**Instruction**
Go through the listing and return every line with "RISORSE" in it.

* * * * * * * * *

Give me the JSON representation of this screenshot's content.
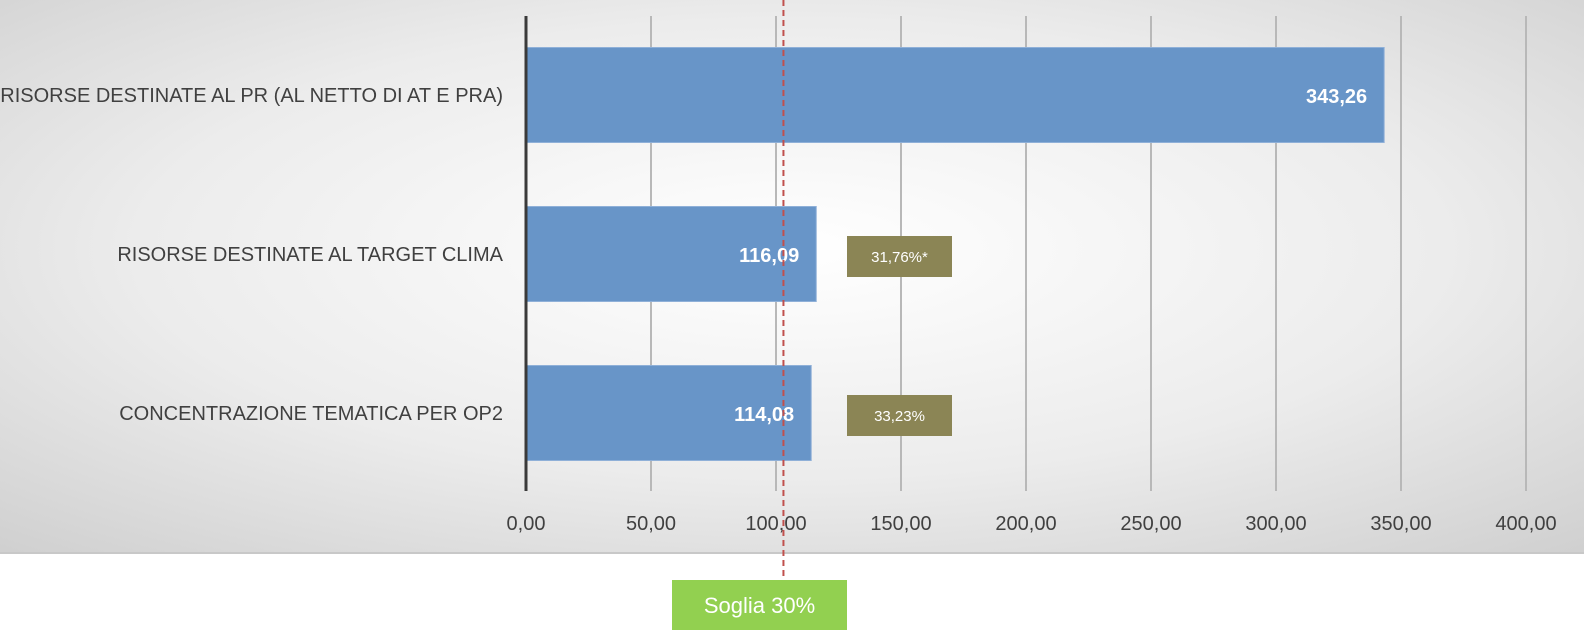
{
  "chart_data": {
    "type": "bar",
    "orientation": "horizontal",
    "categories": [
      "RISORSE DESTINATE AL PR (AL NETTO DI AT E PRA)",
      "RISORSE DESTINATE AL TARGET CLIMA",
      "CONCENTRAZIONE TEMATICA PER OP2"
    ],
    "values": [
      343.26,
      116.09,
      114.08
    ],
    "value_labels": [
      "343,26",
      "116,09",
      "114,08"
    ],
    "percent_labels": [
      "",
      "31,76%*",
      "33,23%"
    ],
    "xlim": [
      0,
      400
    ],
    "xticks": [
      0,
      50,
      100,
      150,
      200,
      250,
      300,
      350,
      400
    ],
    "xtick_labels": [
      "0,00",
      "50,00",
      "100,00",
      "150,00",
      "200,00",
      "250,00",
      "300,00",
      "350,00",
      "400,00"
    ],
    "grid": "vertical",
    "threshold": {
      "value": 102.98,
      "label": "Soglia 30%"
    },
    "title": "",
    "xlabel": "",
    "ylabel": "",
    "colors": {
      "bar": "#6895C8",
      "bar_border": "#8FB0D8",
      "percent_box": "#8B8555",
      "threshold_line": "#C0504D",
      "threshold_box": "#92D050",
      "grid": "#B8B8B8",
      "axis": "#3A3A3A"
    }
  }
}
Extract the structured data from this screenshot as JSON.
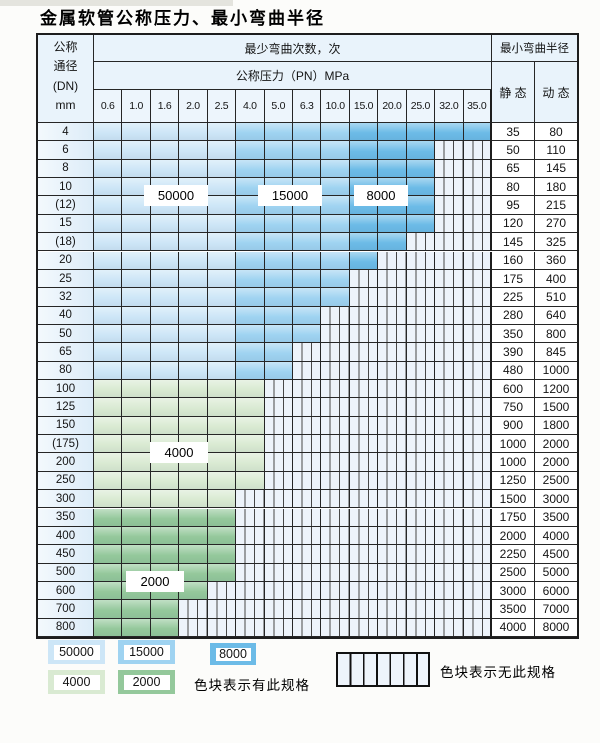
{
  "title": "金属软管公称压力、最小弯曲半径",
  "table": {
    "corner": "公称\n通径\n(DN)\nmm",
    "bend_header": "最少弯曲次数，次",
    "pn_header": "公称压力（PN）MPa",
    "radius_header": "最小弯曲半径",
    "static_header": "静 态",
    "dynamic_header": "动 态",
    "pressures": [
      "0.6",
      "1.0",
      "1.6",
      "2.0",
      "2.5",
      "4.0",
      "5.0",
      "6.3",
      "10.0",
      "15.0",
      "20.0",
      "25.0",
      "32.0",
      "35.0"
    ],
    "rows": [
      {
        "dn": "4",
        "until": "35.0",
        "palette": "blue",
        "static": "35",
        "dynamic": "80"
      },
      {
        "dn": "6",
        "until": "25.0",
        "palette": "blue",
        "static": "50",
        "dynamic": "110"
      },
      {
        "dn": "8",
        "until": "25.0",
        "palette": "blue",
        "static": "65",
        "dynamic": "145"
      },
      {
        "dn": "10",
        "until": "25.0",
        "palette": "blue",
        "static": "80",
        "dynamic": "180"
      },
      {
        "dn": "(12)",
        "until": "25.0",
        "palette": "blue",
        "static": "95",
        "dynamic": "215"
      },
      {
        "dn": "15",
        "until": "25.0",
        "palette": "blue",
        "static": "120",
        "dynamic": "270"
      },
      {
        "dn": "(18)",
        "until": "20.0",
        "palette": "blue",
        "static": "145",
        "dynamic": "325"
      },
      {
        "dn": "20",
        "until": "15.0",
        "palette": "blue",
        "static": "160",
        "dynamic": "360"
      },
      {
        "dn": "25",
        "until": "10.0",
        "palette": "blue",
        "static": "175",
        "dynamic": "400"
      },
      {
        "dn": "32",
        "until": "10.0",
        "palette": "blue",
        "static": "225",
        "dynamic": "510"
      },
      {
        "dn": "40",
        "until": "6.3",
        "palette": "blue",
        "static": "280",
        "dynamic": "640"
      },
      {
        "dn": "50",
        "until": "6.3",
        "palette": "blue",
        "static": "350",
        "dynamic": "800"
      },
      {
        "dn": "65",
        "until": "5.0",
        "palette": "blue",
        "static": "390",
        "dynamic": "845"
      },
      {
        "dn": "80",
        "until": "5.0",
        "palette": "blue",
        "static": "480",
        "dynamic": "1000"
      },
      {
        "dn": "100",
        "until": "4.0",
        "palette": "green4000",
        "static": "600",
        "dynamic": "1200"
      },
      {
        "dn": "125",
        "until": "4.0",
        "palette": "green4000",
        "static": "750",
        "dynamic": "1500"
      },
      {
        "dn": "150",
        "until": "4.0",
        "palette": "green4000",
        "static": "900",
        "dynamic": "1800"
      },
      {
        "dn": "(175)",
        "until": "4.0",
        "palette": "green4000",
        "static": "1000",
        "dynamic": "2000"
      },
      {
        "dn": "200",
        "until": "4.0",
        "palette": "green4000",
        "static": "1000",
        "dynamic": "2000"
      },
      {
        "dn": "250",
        "until": "4.0",
        "palette": "green4000",
        "static": "1250",
        "dynamic": "2500"
      },
      {
        "dn": "300",
        "until": "2.5",
        "palette": "green4000",
        "static": "1500",
        "dynamic": "3000"
      },
      {
        "dn": "350",
        "until": "2.5",
        "palette": "green2000",
        "static": "1750",
        "dynamic": "3500"
      },
      {
        "dn": "400",
        "until": "2.5",
        "palette": "green2000",
        "static": "2000",
        "dynamic": "4000"
      },
      {
        "dn": "450",
        "until": "2.5",
        "palette": "green2000",
        "static": "2250",
        "dynamic": "4500"
      },
      {
        "dn": "500",
        "until": "2.5",
        "palette": "green2000",
        "static": "2500",
        "dynamic": "5000"
      },
      {
        "dn": "600",
        "until": "2.0",
        "palette": "green2000",
        "static": "3000",
        "dynamic": "6000"
      },
      {
        "dn": "700",
        "until": "1.6",
        "palette": "green2000",
        "static": "3500",
        "dynamic": "7000"
      },
      {
        "dn": "800",
        "until": "1.6",
        "palette": "green2000",
        "static": "4000",
        "dynamic": "8000"
      }
    ]
  },
  "zone_labels": [
    {
      "text": "50000"
    },
    {
      "text": "15000"
    },
    {
      "text": "8000"
    },
    {
      "text": "4000"
    },
    {
      "text": "2000"
    }
  ],
  "legend": {
    "swatches": [
      {
        "label": "50000",
        "color_key": "blue50000"
      },
      {
        "label": "15000",
        "color_key": "blue15000"
      },
      {
        "label": "8000",
        "color_key": "blue8000"
      },
      {
        "label": "4000",
        "color_key": "green4000"
      },
      {
        "label": "2000",
        "color_key": "green2000"
      }
    ],
    "has_spec_text": "色块表示有此规格",
    "no_spec_text": "色块表示无此规格"
  },
  "colors": {
    "blue50000": "#cde6f7",
    "blue15000": "#9fd3f1",
    "blue8000": "#6cbbe7",
    "green4000": "#d9ead2",
    "green2000": "#94c89b",
    "hatch_bg": "#edf3fa",
    "grid": "#262626"
  }
}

* * * * * * * * *

**Response to the exercise**
      "RISORSE DESTINATE AL PR (AL NETTO DI AT E PRA)",
      "RISORSE DESTINATE AL TARGET CLIMA",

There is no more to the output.